(Dataset items)
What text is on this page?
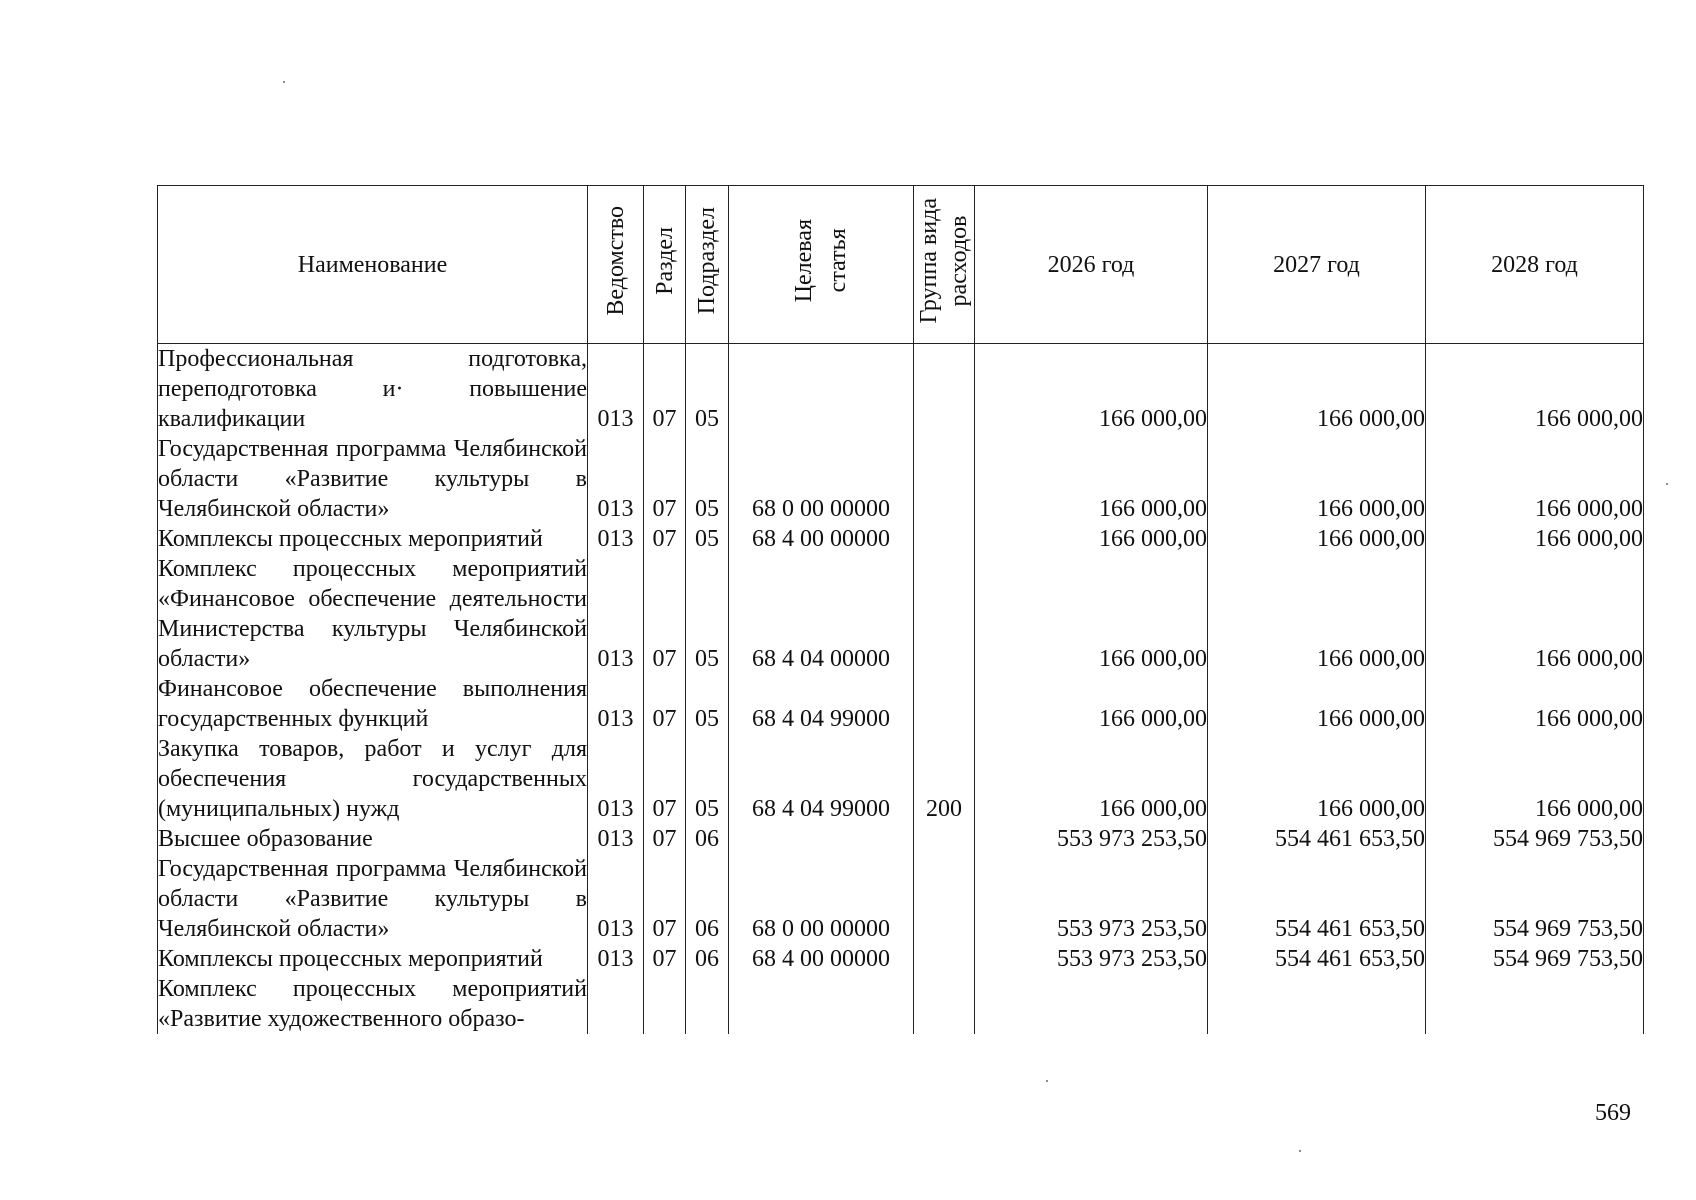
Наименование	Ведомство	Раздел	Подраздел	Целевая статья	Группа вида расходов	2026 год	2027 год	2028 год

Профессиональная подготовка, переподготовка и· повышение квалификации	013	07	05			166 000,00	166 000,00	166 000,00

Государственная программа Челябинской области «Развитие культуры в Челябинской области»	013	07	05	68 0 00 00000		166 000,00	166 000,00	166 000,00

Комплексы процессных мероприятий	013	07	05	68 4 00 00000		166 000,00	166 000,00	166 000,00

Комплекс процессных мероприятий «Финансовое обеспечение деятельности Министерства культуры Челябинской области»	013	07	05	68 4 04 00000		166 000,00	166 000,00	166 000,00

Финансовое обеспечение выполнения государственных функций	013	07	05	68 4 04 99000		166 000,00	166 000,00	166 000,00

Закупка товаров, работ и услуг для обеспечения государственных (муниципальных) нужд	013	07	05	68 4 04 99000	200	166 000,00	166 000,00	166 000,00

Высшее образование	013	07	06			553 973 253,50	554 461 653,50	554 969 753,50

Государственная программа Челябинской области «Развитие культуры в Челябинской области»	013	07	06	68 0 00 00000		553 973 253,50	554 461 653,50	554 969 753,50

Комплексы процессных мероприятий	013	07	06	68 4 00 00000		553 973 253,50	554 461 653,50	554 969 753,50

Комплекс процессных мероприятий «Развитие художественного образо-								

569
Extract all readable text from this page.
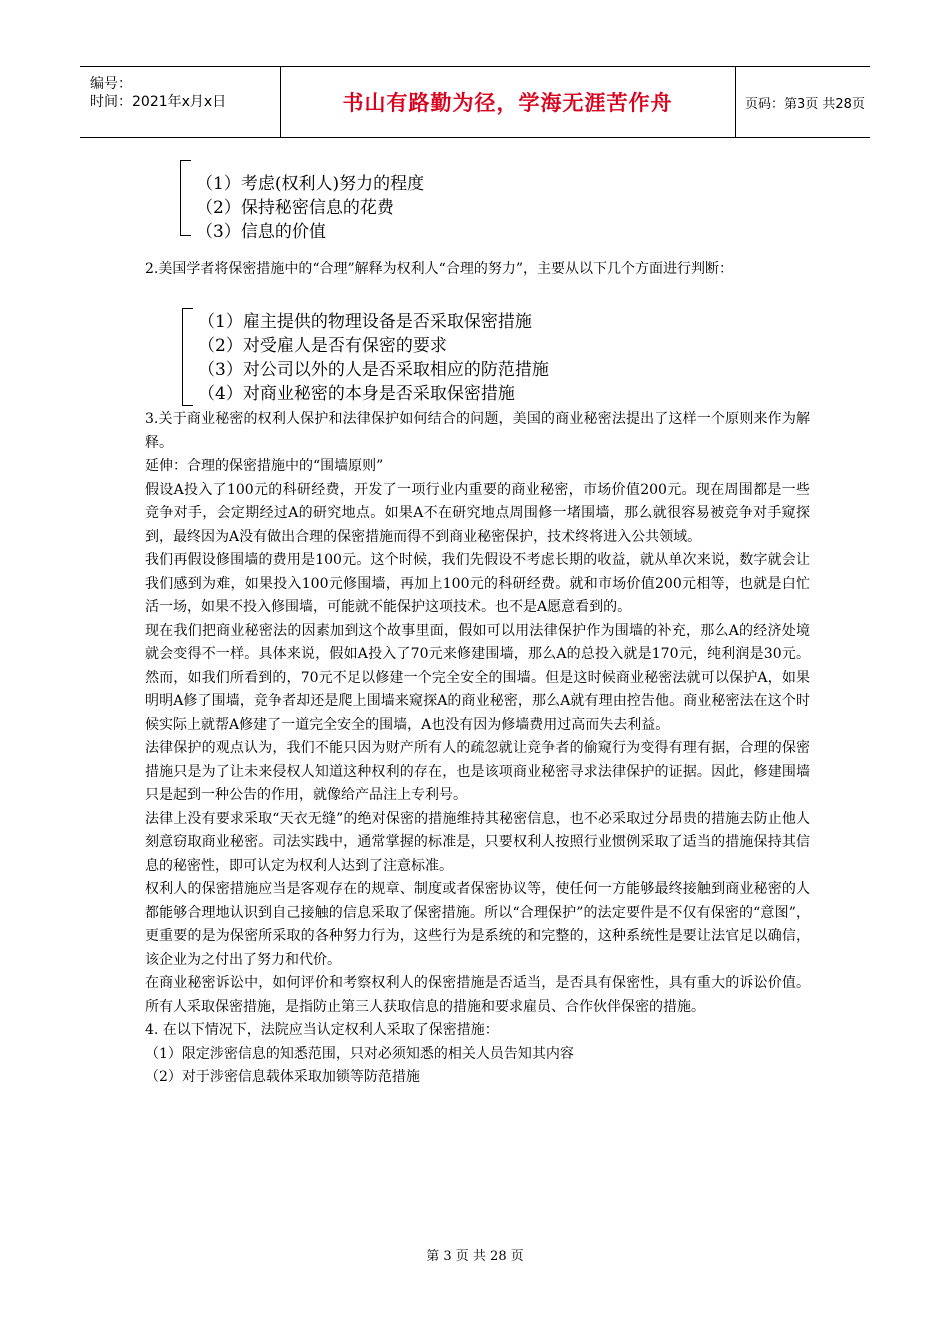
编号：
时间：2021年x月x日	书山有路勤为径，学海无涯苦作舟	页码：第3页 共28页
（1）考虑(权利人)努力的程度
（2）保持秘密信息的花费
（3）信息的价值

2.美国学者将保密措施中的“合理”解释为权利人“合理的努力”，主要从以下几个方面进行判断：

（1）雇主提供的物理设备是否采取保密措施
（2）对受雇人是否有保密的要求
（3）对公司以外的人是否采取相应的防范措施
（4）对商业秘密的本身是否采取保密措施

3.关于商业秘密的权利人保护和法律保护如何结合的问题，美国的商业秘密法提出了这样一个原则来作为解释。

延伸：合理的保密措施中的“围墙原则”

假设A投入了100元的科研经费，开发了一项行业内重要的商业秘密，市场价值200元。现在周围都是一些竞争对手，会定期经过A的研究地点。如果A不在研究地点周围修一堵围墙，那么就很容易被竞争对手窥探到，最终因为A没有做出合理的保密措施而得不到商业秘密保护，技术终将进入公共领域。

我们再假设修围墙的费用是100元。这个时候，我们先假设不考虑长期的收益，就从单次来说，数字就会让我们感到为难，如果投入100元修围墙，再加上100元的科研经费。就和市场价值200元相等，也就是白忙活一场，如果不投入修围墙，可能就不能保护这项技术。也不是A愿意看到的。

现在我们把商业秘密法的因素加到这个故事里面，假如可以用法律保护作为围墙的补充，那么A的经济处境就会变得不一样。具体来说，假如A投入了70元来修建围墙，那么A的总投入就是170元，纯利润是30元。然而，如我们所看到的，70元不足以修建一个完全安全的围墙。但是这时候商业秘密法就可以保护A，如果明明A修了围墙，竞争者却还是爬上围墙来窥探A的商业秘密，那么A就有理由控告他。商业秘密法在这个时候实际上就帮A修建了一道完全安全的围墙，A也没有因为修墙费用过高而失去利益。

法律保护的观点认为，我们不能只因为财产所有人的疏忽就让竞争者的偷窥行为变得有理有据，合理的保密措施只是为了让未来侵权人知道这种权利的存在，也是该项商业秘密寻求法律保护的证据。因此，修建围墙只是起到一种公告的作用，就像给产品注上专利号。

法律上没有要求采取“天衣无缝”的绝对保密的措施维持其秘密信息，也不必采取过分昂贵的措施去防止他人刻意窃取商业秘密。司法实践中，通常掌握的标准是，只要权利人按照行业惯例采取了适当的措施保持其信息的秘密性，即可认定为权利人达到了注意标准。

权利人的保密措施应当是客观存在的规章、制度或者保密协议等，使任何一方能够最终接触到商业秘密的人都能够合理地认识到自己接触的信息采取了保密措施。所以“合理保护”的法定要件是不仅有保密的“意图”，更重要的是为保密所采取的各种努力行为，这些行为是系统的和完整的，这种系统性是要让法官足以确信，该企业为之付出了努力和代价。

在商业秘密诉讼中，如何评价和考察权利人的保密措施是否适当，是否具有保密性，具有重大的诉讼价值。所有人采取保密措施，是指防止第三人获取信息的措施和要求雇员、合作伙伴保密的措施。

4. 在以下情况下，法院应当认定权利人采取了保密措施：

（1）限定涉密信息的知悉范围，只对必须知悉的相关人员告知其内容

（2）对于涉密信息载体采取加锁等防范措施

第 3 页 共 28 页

Brief » Only lines with the word "области" should be collected from the material.

Worked answer »
Государственная программа Челябинской области «Развитие культуры в Челябинской области»	013	07	05	68 0 00 00000		166 000,00	166 000,00	166 000,00
Комплекс процессных мероприятий «Финансовое обеспечение деятельности Министерства культуры Челябинской области»	013	07	05	68 4 04 00000		166 000,00	166 000,00	166 000,00
Государственная программа Челябинской области «Развитие культуры в Челябинской области»	013	07	06	68 0 00 00000		553 973 253,50	554 461 653,50	554 969 753,50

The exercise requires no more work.